_Task details_.
Repeat each line of the material exactly.

_Dataset_.
►
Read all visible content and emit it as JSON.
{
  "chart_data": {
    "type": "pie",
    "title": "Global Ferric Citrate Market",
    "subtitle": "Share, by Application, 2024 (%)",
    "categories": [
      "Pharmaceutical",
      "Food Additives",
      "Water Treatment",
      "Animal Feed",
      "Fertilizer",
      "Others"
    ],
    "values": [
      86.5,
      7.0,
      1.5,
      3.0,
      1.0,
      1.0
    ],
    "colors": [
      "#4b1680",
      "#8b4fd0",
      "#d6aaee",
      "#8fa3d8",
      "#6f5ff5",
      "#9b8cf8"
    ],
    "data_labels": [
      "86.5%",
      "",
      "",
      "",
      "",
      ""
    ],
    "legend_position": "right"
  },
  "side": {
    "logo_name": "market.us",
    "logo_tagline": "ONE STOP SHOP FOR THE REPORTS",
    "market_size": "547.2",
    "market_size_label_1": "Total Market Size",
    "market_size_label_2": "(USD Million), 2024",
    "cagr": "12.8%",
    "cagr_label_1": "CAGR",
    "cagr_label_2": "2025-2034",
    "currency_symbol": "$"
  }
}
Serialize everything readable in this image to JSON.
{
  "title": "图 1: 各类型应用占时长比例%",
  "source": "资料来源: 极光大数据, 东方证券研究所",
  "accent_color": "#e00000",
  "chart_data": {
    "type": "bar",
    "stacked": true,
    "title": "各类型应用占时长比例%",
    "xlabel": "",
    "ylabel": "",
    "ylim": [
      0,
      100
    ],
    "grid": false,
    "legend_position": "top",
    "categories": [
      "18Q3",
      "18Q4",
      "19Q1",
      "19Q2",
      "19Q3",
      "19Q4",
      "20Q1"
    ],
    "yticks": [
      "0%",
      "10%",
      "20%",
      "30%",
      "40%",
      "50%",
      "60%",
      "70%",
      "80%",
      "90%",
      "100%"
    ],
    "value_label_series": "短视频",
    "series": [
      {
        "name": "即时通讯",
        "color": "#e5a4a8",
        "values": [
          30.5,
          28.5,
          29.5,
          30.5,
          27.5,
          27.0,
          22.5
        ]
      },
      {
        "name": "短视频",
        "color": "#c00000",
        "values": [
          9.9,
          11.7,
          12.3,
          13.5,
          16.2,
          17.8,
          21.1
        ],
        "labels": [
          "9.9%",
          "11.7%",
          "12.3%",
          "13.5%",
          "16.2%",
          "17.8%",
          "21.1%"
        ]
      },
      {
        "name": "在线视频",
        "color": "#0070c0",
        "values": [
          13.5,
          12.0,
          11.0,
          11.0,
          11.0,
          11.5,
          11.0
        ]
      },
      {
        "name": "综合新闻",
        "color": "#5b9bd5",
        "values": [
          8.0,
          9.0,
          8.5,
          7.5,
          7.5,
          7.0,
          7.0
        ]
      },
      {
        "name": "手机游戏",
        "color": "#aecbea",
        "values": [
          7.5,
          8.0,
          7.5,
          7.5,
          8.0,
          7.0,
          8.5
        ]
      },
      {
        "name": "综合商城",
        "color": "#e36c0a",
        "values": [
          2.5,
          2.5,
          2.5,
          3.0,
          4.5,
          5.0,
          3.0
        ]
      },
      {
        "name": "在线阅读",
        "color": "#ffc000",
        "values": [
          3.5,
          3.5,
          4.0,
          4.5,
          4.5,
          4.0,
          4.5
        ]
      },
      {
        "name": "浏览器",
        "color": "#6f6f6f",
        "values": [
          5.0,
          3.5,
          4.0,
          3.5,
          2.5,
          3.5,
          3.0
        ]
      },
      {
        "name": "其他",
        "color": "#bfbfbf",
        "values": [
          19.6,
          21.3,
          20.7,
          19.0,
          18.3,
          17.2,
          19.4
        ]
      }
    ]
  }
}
◄
_Output below_.
Read all visible content and emit it as JSON.
{
  "chart_data": {
    "type": "pie",
    "title": "Global Ferric Citrate Market",
    "subtitle": "Share, by Application, 2024 (%)",
    "categories": [
      "Pharmaceutical",
      "Food Additives",
      "Water Treatment",
      "Animal Feed",
      "Fertilizer",
      "Others"
    ],
    "values": [
      86.5,
      7.0,
      1.5,
      3.0,
      1.0,
      1.0
    ],
    "colors": [
      "#4b1680",
      "#8b4fd0",
      "#d6aaee",
      "#8fa3d8",
      "#6f5ff5",
      "#9b8cf8"
    ],
    "data_labels": [
      "86.5%",
      "",
      "",
      "",
      "",
      ""
    ],
    "legend_position": "right"
  },
  "side": {
    "logo_name": "market.us",
    "logo_tagline": "ONE STOP SHOP FOR THE REPORTS",
    "market_size": "547.2",
    "market_size_label_1": "Total Market Size",
    "market_size_label_2": "(USD Million), 2024",
    "cagr": "12.8%",
    "cagr_label_1": "CAGR",
    "cagr_label_2": "2025-2034",
    "currency_symbol": "$"
  }
}
Serialize everything readable in this image to JSON.
{
  "title": "图 1: 各类型应用占时长比例%",
  "source": "资料来源: 极光大数据, 东方证券研究所",
  "accent_color": "#e00000",
  "chart_data": {
    "type": "bar",
    "stacked": true,
    "title": "各类型应用占时长比例%",
    "xlabel": "",
    "ylabel": "",
    "ylim": [
      0,
      100
    ],
    "grid": false,
    "legend_position": "top",
    "categories": [
      "18Q3",
      "18Q4",
      "19Q1",
      "19Q2",
      "19Q3",
      "19Q4",
      "20Q1"
    ],
    "yticks": [
      "0%",
      "10%",
      "20%",
      "30%",
      "40%",
      "50%",
      "60%",
      "70%",
      "80%",
      "90%",
      "100%"
    ],
    "value_label_series": "短视频",
    "series": [
      {
        "name": "即时通讯",
        "color": "#e5a4a8",
        "values": [
          30.5,
          28.5,
          29.5,
          30.5,
          27.5,
          27.0,
          22.5
        ]
      },
      {
        "name": "短视频",
        "color": "#c00000",
        "values": [
          9.9,
          11.7,
          12.3,
          13.5,
          16.2,
          17.8,
          21.1
        ],
        "labels": [
          "9.9%",
          "11.7%",
          "12.3%",
          "13.5%",
          "16.2%",
          "17.8%",
          "21.1%"
        ]
      },
      {
        "name": "在线视频",
        "color": "#0070c0",
        "values": [
          13.5,
          12.0,
          11.0,
          11.0,
          11.0,
          11.5,
          11.0
        ]
      },
      {
        "name": "综合新闻",
        "color": "#5b9bd5",
        "values": [
          8.0,
          9.0,
          8.5,
          7.5,
          7.5,
          7.0,
          7.0
        ]
      },
      {
        "name": "手机游戏",
        "color": "#aecbea",
        "values": [
          7.5,
          8.0,
          7.5,
          7.5,
          8.0,
          7.0,
          8.5
        ]
      },
      {
        "name": "综合商城",
        "color": "#e36c0a",
        "values": [
          2.5,
          2.5,
          2.5,
          3.0,
          4.5,
          5.0,
          3.0
        ]
      },
      {
        "name": "在线阅读",
        "color": "#ffc000",
        "values": [
          3.5,
          3.5,
          4.0,
          4.5,
          4.5,
          4.0,
          4.5
        ]
      },
      {
        "name": "浏览器",
        "color": "#6f6f6f",
        "values": [
          5.0,
          3.5,
          4.0,
          3.5,
          2.5,
          3.5,
          3.0
        ]
      },
      {
        "name": "其他",
        "color": "#bfbfbf",
        "values": [
          19.6,
          21.3,
          20.7,
          19.0,
          18.3,
          17.2,
          19.4
        ]
      }
    ]
  }
}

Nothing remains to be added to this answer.